CONSIGNE 1 → D'après le texte sur le lanceur d'alerte, quel nouvel article du Code pénal accueille le régime de protection ?

Le 8 décembre dernier, le Conseil constitutionnel rendait sa décision sur la « Loi relative à la transparence, à la lutte contre la corruption et à la modernisation de la vie économique », également dite « Loi Sapin 2 ». Les débats sur la notion et le régime applicable au lanceur d’alerte avaient suscité quelques inquiétudes chez les entreprises, craignant que leurs informations confidentielles puissent être publiquement révélées et que leur réputation reposant sur leur propre capacité à solutionner les situations d’illégalisme en soit affectée. Cette inquiétude peut désormais être écartée. La définition désormais adoptée du lanceur d’alerte entend celui-ci ainsi : « Un lanceur d'alerte est une personne une personne physique qui révèle ou signale, de manière désintéressée et de bonne foi, un crime ou un délit, une violation grave et manifeste d'un engagement international régulièrement ratifié ou approuvé par la France, d'un acte unilatéral d'une organisation internationale pris sur le fondement d'un tel engagement, de la loi ou du règlement, ou une menace ou un préjudice graves pour l'intérêt général, dont elle a eu personnellement connaissance. »

La définition du lanceur d’alerte est ainsi enserrée dans des conditions strictes mais suffisamment adaptées pour permettre à toute personne agissant conformément auxdites conditions et aux objectifs de ce statut de bénéficier d’un statut protecteur. Le régime de protection qui l’accompagne indique en revanche que des débats théoriques, que les tribunaux devront considérer, sont à venir.

Ce régime de protection qui s’est trouvé une place dans la partie du Code pénal consacrée aux causes d'irresponsabilité ou d'atténuation de la responsabilité, selon un nouvel article 122-9, dispose en effet : « N'est pas pénalement responsable la personne qui porte atteinte à un secret protégé par la loi, dès lors que cette divulgation est nécessaire et proportionnée à la sauvegarde des intérêts en cause, qu'elle intervient dans le respect des procédures de signalement définies par la loi et que la personne répond aux critères de définition du lanceur d'alerte prévus à l'article 6 de la loi n° 2016-1691 du 9 décembre 2016 relative à la transparence, à la lutte contre la corruption et à la modernisation de la vie économique. »

Ce texte exige ainsi des conditions pour assurer une protection à toute personne qui révélerait des informations confidentielles d’une entreprise dont elle a eu connaissance, obligeant l’agent à prouver qu’il répond à la définition du lanceur d’alerte.

MATÉRIEL DE L'EXERCICE →

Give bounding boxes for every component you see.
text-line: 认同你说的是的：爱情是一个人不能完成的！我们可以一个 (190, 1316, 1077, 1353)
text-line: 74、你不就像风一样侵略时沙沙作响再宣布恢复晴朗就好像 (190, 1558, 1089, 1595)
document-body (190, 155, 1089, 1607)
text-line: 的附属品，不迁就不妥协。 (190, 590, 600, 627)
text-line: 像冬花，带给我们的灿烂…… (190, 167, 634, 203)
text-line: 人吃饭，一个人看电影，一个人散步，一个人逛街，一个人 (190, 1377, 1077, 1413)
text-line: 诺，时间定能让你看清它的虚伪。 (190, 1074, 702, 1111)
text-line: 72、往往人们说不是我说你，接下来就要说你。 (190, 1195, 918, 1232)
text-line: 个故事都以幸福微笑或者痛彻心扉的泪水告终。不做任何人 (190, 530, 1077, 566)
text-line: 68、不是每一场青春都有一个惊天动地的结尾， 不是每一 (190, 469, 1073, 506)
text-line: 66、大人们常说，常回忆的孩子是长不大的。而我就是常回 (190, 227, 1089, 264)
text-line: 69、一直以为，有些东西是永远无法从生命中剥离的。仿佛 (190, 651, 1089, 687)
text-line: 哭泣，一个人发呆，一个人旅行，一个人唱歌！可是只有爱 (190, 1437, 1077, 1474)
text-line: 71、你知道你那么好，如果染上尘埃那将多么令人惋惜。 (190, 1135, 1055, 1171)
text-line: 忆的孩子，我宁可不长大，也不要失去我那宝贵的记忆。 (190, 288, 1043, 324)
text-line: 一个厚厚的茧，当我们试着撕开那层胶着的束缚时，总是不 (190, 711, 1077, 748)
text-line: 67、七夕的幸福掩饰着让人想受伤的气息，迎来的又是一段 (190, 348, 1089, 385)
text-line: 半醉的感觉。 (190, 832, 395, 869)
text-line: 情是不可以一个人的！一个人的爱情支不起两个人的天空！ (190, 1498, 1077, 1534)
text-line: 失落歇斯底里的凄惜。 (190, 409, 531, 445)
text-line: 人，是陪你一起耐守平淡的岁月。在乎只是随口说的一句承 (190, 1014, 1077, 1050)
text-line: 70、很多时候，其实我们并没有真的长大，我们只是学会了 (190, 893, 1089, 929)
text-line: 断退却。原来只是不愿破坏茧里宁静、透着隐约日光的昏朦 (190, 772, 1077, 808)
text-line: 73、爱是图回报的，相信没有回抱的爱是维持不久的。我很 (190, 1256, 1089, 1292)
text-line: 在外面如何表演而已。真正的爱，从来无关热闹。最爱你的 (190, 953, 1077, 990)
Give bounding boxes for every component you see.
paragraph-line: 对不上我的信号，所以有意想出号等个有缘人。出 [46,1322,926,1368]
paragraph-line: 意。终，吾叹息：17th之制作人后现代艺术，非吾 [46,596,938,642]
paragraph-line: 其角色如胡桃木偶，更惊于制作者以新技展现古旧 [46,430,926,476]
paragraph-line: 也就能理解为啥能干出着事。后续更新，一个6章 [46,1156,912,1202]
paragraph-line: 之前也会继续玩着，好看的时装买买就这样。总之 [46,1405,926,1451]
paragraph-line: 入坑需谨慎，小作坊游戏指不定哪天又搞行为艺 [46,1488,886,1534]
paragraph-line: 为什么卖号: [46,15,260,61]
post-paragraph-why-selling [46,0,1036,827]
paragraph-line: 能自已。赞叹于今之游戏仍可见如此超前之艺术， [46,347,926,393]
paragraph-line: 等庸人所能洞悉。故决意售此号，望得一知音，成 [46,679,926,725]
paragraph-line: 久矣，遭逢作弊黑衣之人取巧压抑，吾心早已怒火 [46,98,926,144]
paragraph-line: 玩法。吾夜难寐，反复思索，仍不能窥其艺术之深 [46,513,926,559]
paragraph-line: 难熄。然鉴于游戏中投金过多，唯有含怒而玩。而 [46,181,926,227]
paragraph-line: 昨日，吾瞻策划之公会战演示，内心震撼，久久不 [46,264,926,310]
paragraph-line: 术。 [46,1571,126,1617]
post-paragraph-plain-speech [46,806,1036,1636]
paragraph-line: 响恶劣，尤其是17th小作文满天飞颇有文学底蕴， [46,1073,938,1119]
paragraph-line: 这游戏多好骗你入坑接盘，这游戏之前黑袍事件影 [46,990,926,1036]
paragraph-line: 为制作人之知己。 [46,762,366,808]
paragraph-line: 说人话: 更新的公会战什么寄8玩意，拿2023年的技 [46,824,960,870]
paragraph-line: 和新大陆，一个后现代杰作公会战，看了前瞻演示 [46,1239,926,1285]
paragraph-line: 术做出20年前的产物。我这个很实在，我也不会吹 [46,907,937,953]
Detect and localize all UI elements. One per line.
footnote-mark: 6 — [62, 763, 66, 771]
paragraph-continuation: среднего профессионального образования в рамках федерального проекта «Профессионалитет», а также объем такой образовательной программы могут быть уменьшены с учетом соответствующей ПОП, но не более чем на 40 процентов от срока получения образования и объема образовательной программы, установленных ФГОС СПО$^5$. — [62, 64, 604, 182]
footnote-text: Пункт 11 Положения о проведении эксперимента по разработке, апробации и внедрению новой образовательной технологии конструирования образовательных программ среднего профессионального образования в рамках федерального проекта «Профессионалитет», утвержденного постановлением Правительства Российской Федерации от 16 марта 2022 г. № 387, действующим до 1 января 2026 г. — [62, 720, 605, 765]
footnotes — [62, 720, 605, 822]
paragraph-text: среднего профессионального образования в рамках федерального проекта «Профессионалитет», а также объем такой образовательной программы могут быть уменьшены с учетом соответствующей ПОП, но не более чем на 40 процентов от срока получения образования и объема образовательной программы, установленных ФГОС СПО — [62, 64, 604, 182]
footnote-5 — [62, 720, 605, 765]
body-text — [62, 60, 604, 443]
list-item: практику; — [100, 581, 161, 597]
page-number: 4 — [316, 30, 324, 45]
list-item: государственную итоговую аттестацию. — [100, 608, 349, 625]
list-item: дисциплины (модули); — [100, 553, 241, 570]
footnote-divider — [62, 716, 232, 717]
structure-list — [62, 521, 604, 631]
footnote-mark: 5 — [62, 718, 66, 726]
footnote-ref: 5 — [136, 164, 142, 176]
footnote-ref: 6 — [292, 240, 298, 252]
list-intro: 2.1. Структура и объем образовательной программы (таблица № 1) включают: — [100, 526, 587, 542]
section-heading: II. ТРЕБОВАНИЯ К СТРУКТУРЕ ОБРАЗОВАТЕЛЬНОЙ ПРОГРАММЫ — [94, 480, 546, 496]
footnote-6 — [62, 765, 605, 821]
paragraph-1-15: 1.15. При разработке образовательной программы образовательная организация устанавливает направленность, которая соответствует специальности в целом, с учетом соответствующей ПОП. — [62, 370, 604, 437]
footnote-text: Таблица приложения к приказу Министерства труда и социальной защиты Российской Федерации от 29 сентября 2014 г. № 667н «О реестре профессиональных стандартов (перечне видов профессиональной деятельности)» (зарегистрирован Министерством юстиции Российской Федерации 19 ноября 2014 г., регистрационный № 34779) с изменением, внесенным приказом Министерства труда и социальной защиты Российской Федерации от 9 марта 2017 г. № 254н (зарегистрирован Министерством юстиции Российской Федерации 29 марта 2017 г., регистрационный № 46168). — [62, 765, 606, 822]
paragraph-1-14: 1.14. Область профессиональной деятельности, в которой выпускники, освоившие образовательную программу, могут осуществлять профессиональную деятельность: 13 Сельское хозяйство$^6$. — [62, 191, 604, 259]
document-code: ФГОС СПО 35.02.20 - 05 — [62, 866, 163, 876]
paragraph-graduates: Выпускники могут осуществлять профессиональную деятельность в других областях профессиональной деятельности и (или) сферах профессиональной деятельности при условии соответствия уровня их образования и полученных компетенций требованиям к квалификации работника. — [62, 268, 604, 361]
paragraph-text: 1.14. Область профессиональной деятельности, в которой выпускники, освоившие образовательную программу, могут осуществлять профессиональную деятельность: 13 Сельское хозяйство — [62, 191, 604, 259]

CONSIGNE 2 → Renvoyez sans rien changer les lignes du matériel de l'exercice : commencez à la première et arrêtez-vous après celle qui contient « text-line: 忆的孩子，我宁可不长大，也不要失去我那宝贵的记忆。 (190, 288, 1043, 324) ».

CORRIGÉ 1 → L'article 122-9.

CORRIGÉ 2 →
Give bounding boxes for every component you see.
text-line: 认同你说的是的：爱情是一个人不能完成的！我们可以一个 (190, 1316, 1077, 1353)
text-line: 74、你不就像风一样侵略时沙沙作响再宣布恢复晴朗就好像 (190, 1558, 1089, 1595)
document-body (190, 155, 1089, 1607)
text-line: 的附属品，不迁就不妥协。 (190, 590, 600, 627)
text-line: 像冬花，带给我们的灿烂…… (190, 167, 634, 203)
text-line: 人吃饭，一个人看电影，一个人散步，一个人逛街，一个人 (190, 1377, 1077, 1413)
text-line: 诺，时间定能让你看清它的虚伪。 (190, 1074, 702, 1111)
text-line: 72、往往人们说不是我说你，接下来就要说你。 (190, 1195, 918, 1232)
text-line: 个故事都以幸福微笑或者痛彻心扉的泪水告终。不做任何人 (190, 530, 1077, 566)
text-line: 68、不是每一场青春都有一个惊天动地的结尾， 不是每一 (190, 469, 1073, 506)
text-line: 66、大人们常说，常回忆的孩子是长不大的。而我就是常回 (190, 227, 1089, 264)
text-line: 69、一直以为，有些东西是永远无法从生命中剥离的。仿佛 (190, 651, 1089, 687)
text-line: 哭泣，一个人发呆，一个人旅行，一个人唱歌！可是只有爱 (190, 1437, 1077, 1474)
text-line: 71、你知道你那么好，如果染上尘埃那将多么令人惋惜。 (190, 1135, 1055, 1171)
text-line: 忆的孩子，我宁可不长大，也不要失去我那宝贵的记忆。 (190, 288, 1043, 324)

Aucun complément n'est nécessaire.